→ **MATERIAL FOR THIS EXERCISE**:
+---+

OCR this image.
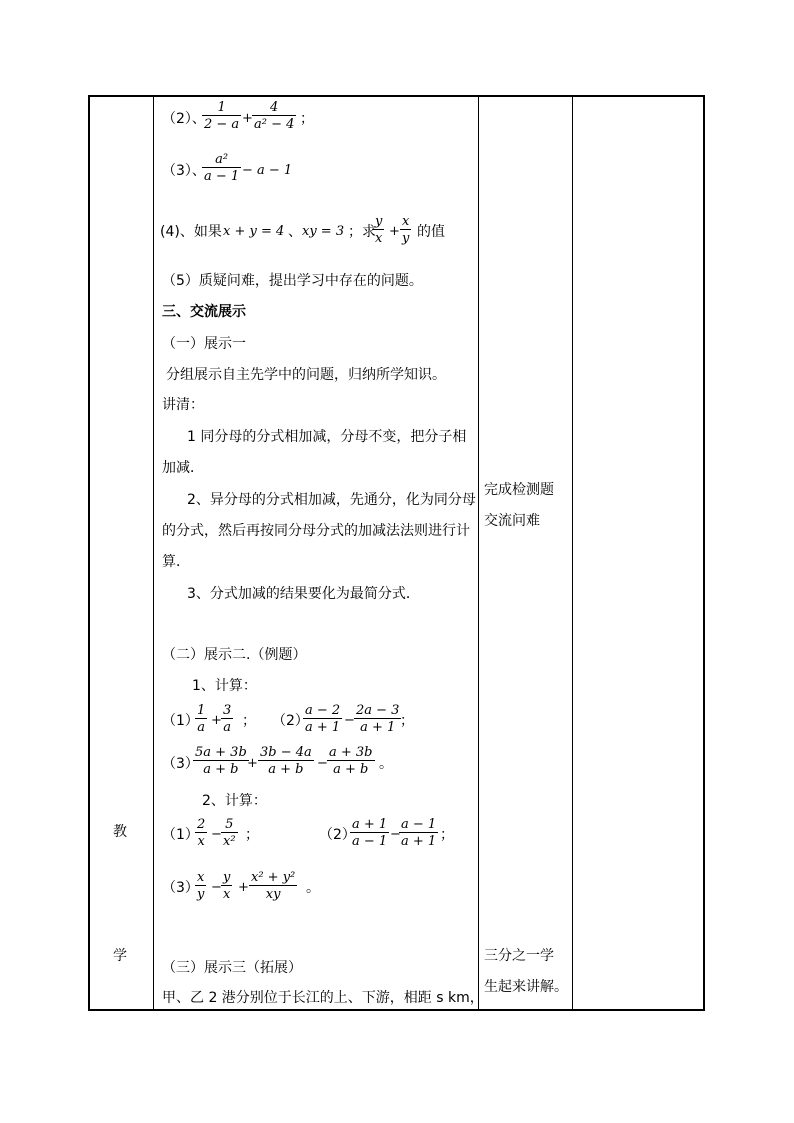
教
学
（2）、
$\frac{1}{2 - a} + \frac{4}{\text{a² − 4}}$ ；
（3）、
$\frac{\text{a²}}{a - 1} - a - 1$
(4)、如果 x + y = 4 、 xy = 3 ；求
$\frac{y}{x} + \frac{x}{y}$ 的值
（5）质疑问难，提出学习中存在的问题。
三、交流展示
（一）展示一
分组展示自主先学中的问题，归纳所学知识。
讲清：
1 同分母的分式相加减，分母不变，把分子相
加减．
2、异分母的分式相加减，先通分，化为同分母
的分式，然后再按同分母分式的加减法法则进行计
算．
3、分式加减的结果要化为最简分式．
（二）展示二.（例题）
1、计算：
（1）
$\frac{1}{a} + \frac{3}{a}$ ； （2）
$\frac{a - 2}{a + 1} - \frac{2a - 3}{a + 1}$
；
（3）
$\frac{5a + 3b}{a + b}$
+ $\frac{3b - 4a}{a + b} - \frac{a + 3b}{a + b}$ 。
2、计算：
（1）
$\frac{2}{x} - \frac{5}{\text{x²}}$ ；	（2）
$\frac{a + 1}{a - 1}$ −
$\frac{a - 1}{a + 1}$ ；
（3）
$\frac{x}{y} - \frac{y}{x} + \frac{\text{x² + y²}}{xy}$ 。
（三）展示三（拓展）
甲、乙 2 港分别位于长江的上、下游，相距 s km，
完成检测题
交流问难
三分之一学
生起来讲解。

+---+

Count every line bearing the word "text"; report the total only.

→ **WRITTEN SOLUTION**: 4